Page text -
----

Dataset onboarding checklist

We follow a standard flow when onboarding a new dataset.

Create a GH issue and paste the following checklist in the issue specification whenever a request for a new dataset is made. The structure is pre-formatted as a markdown checklist.

Preparation and exploratory analysis

From docs/datapull/all.dataset_onboarding_checklist.reference.md

[ ] Decide on the timeline
E.g., is this a high-priority dataset or a nice-to-have?
[ ] Decide on the course of action
E.g., do we download only historical bulk data and/or also prepare a real-time downloader?
[ ] Review existing code
Is there any downloader that is similar to the new one, in terms of interface, frequency, etc.?
What code already existing can be generalized to accomplish the task at hand?
What needs to be implemented from scratch?
[ ] Create an exploratory notebook that includes:
Description of the data type, if this is the first time downloading a certain data type
Example code to obtain a snippet of historical/real-time data
If we are interested in historical data, e.g.,
- How far in the past we need the data to be?
- How far in the past the data source goes?
[ ] Create example code to obtain data in realtime
Is there any issue with the realtime data?

----

(Element placement data)

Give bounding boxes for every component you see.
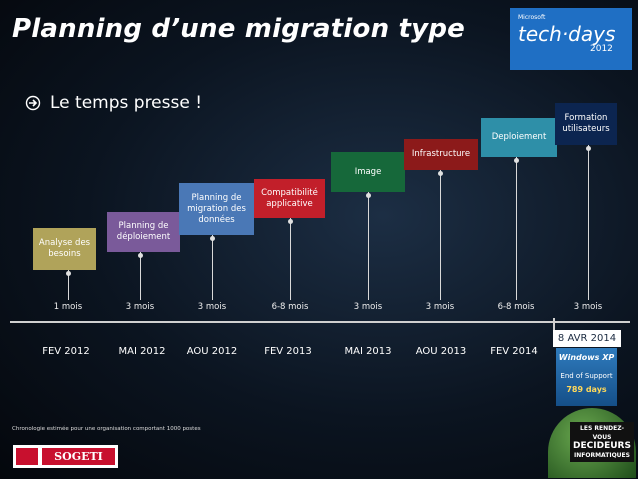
title: Planning d’une migration type — [12, 14, 465, 44]
stem-dot — [366, 193, 371, 198]
phase-box: Deploiement — [481, 118, 557, 157]
stem-dot — [586, 146, 591, 151]
badge-line: LES RENDEZ-VOUS — [580, 425, 624, 441]
stem-dot — [288, 219, 293, 224]
bullet-icon — [25, 95, 41, 111]
timeline — [10, 321, 630, 323]
stem — [290, 218, 291, 300]
phase-box: Planning de déploiement — [107, 212, 180, 252]
phase-duration: 3 mois — [353, 302, 383, 312]
date-label: FEV 2014 — [490, 346, 538, 357]
deadline-date: 8 AVR 2014 — [553, 330, 621, 347]
xp-product: Windows XP — [558, 353, 615, 362]
date-label: FEV 2012 — [42, 346, 90, 357]
sogeti-icon — [16, 448, 38, 465]
phase-duration: 3 mois — [425, 302, 455, 312]
stem — [516, 157, 517, 300]
stem-dot — [210, 236, 215, 241]
date-label: MAI 2013 — [344, 346, 392, 357]
xp-card: Windows XP End of Support 789 days — [556, 348, 617, 406]
deadline-tick — [553, 318, 555, 334]
stem-dot — [438, 171, 443, 176]
logo-year: 2012 — [590, 44, 613, 54]
sogeti-text: SOGETI — [42, 448, 115, 465]
phase-duration: 6-8 mois — [271, 302, 309, 312]
stem-dot — [514, 158, 519, 163]
stem — [212, 235, 213, 300]
date-label: MAI 2012 — [118, 346, 166, 357]
phase-box: Planning de migration des données — [179, 183, 254, 235]
stem — [140, 252, 141, 300]
phase-duration: 3 mois — [197, 302, 227, 312]
xp-status: End of Support — [560, 372, 613, 380]
logo-name: tech·days — [518, 22, 616, 46]
techdays-logo: Microsoft tech·days 2012 — [510, 8, 632, 70]
stem — [440, 170, 441, 300]
sogeti-logo: SOGETI — [13, 445, 118, 468]
phase-duration: 6-8 mois — [497, 302, 535, 312]
phase-box: Infrastructure — [404, 139, 478, 170]
badge: LES RENDEZ-VOUS DECIDEURS INFORMATIQUES — [548, 408, 636, 478]
footnote: Chronologie estimée pour une organisatio… — [12, 426, 201, 432]
phase-box: Image — [331, 152, 405, 192]
xp-countdown: 789 days — [566, 385, 607, 394]
date-label: FEV 2013 — [264, 346, 312, 357]
phase-box: Compatibilité applicative — [254, 179, 325, 218]
stem-dot — [138, 253, 143, 258]
stem — [368, 192, 369, 300]
phase-duration: 3 mois — [573, 302, 603, 312]
date-label: AOU 2012 — [186, 346, 238, 357]
date-label: AOU 2013 — [415, 346, 467, 357]
logo-brand: Microsoft — [518, 14, 546, 21]
stem — [68, 270, 69, 300]
badge-text: LES RENDEZ-VOUS DECIDEURS INFORMATIQUES — [570, 422, 634, 462]
phase-duration: 3 mois — [125, 302, 155, 312]
phase-box: Formation utilisateurs — [555, 103, 617, 145]
stem-dot — [66, 271, 71, 276]
badge-line: DECIDEURS — [573, 441, 631, 451]
badge-line: INFORMATIQUES — [574, 452, 630, 459]
stem — [588, 145, 589, 300]
phase-duration: 1 mois — [53, 302, 83, 312]
phase-box: Analyse des besoins — [33, 228, 96, 270]
bullet-text: Le temps presse ! — [50, 93, 203, 113]
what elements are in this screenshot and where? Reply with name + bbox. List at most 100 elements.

----

Stated goal A -
Answer from the dataset onboarding checklist:
(i) Where is the checklist to be pasted when a new dataset is requested?
(ii) In what format is its structure prepared?
(iii) From which file is the checklist drawn?
Stated goal B - Duplicate the dataset onboarding checklist word for word, everything from "Create a GH" down to "a markdown checklist.".
Rely only on the dataset onboarding checklist text to complete these.

Correct response A -
(i) In the issue specification of a GH issue created for the request.
(ii) As a markdown checklist.
(iii) docs/datapull/all.dataset_onboarding_checklist.reference.md

Correct response B -
Create a GH issue and paste the following checklist in the issue specification whenever a request for a new dataset is made. The structure is pre-formatted as a markdown checklist.